Description of the task:
Copy all the material that follows, keeping every character the same.

-- Begin Records to process --

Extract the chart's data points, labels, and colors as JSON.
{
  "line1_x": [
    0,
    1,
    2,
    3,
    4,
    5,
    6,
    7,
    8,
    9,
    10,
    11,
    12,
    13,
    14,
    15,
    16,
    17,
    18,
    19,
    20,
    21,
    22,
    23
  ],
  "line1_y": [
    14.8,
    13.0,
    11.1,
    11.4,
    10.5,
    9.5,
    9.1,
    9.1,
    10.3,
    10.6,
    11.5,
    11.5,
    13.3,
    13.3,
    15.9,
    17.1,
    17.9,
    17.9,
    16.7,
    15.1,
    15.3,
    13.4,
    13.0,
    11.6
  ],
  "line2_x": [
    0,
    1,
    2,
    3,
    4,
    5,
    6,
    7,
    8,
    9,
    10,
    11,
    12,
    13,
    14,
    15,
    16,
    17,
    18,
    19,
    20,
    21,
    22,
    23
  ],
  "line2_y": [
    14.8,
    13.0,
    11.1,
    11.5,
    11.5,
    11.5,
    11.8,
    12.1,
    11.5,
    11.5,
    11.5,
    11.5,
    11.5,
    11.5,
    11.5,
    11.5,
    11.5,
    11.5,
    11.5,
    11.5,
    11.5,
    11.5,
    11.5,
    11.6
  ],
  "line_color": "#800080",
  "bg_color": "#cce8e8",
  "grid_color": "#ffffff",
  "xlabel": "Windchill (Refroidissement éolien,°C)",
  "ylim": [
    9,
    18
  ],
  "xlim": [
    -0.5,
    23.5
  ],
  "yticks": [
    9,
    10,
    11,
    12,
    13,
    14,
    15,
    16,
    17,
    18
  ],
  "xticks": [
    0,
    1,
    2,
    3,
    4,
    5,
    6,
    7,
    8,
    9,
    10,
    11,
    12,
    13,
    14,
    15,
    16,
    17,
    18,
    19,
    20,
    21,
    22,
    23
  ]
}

-- End Records to process --

Expected output:
Extract the chart's data points, labels, and colors as JSON.
{
  "line1_x": [
    0,
    1,
    2,
    3,
    4,
    5,
    6,
    7,
    8,
    9,
    10,
    11,
    12,
    13,
    14,
    15,
    16,
    17,
    18,
    19,
    20,
    21,
    22,
    23
  ],
  "line1_y": [
    14.8,
    13.0,
    11.1,
    11.4,
    10.5,
    9.5,
    9.1,
    9.1,
    10.3,
    10.6,
    11.5,
    11.5,
    13.3,
    13.3,
    15.9,
    17.1,
    17.9,
    17.9,
    16.7,
    15.1,
    15.3,
    13.4,
    13.0,
    11.6
  ],
  "line2_x": [
    0,
    1,
    2,
    3,
    4,
    5,
    6,
    7,
    8,
    9,
    10,
    11,
    12,
    13,
    14,
    15,
    16,
    17,
    18,
    19,
    20,
    21,
    22,
    23
  ],
  "line2_y": [
    14.8,
    13.0,
    11.1,
    11.5,
    11.5,
    11.5,
    11.8,
    12.1,
    11.5,
    11.5,
    11.5,
    11.5,
    11.5,
    11.5,
    11.5,
    11.5,
    11.5,
    11.5,
    11.5,
    11.5,
    11.5,
    11.5,
    11.5,
    11.6
  ],
  "line_color": "#800080",
  "bg_color": "#cce8e8",
  "grid_color": "#ffffff",
  "xlabel": "Windchill (Refroidissement éolien,°C)",
  "ylim": [
    9,
    18
  ],
  "xlim": [
    -0.5,
    23.5
  ],
  "yticks": [
    9,
    10,
    11,
    12,
    13,
    14,
    15,
    16,
    17,
    18
  ],
  "xticks": [
    0,
    1,
    2,
    3,
    4,
    5,
    6,
    7,
    8,
    9,
    10,
    11,
    12,
    13,
    14,
    15,
    16,
    17,
    18,
    19,
    20,
    21,
    22,
    23
  ]
}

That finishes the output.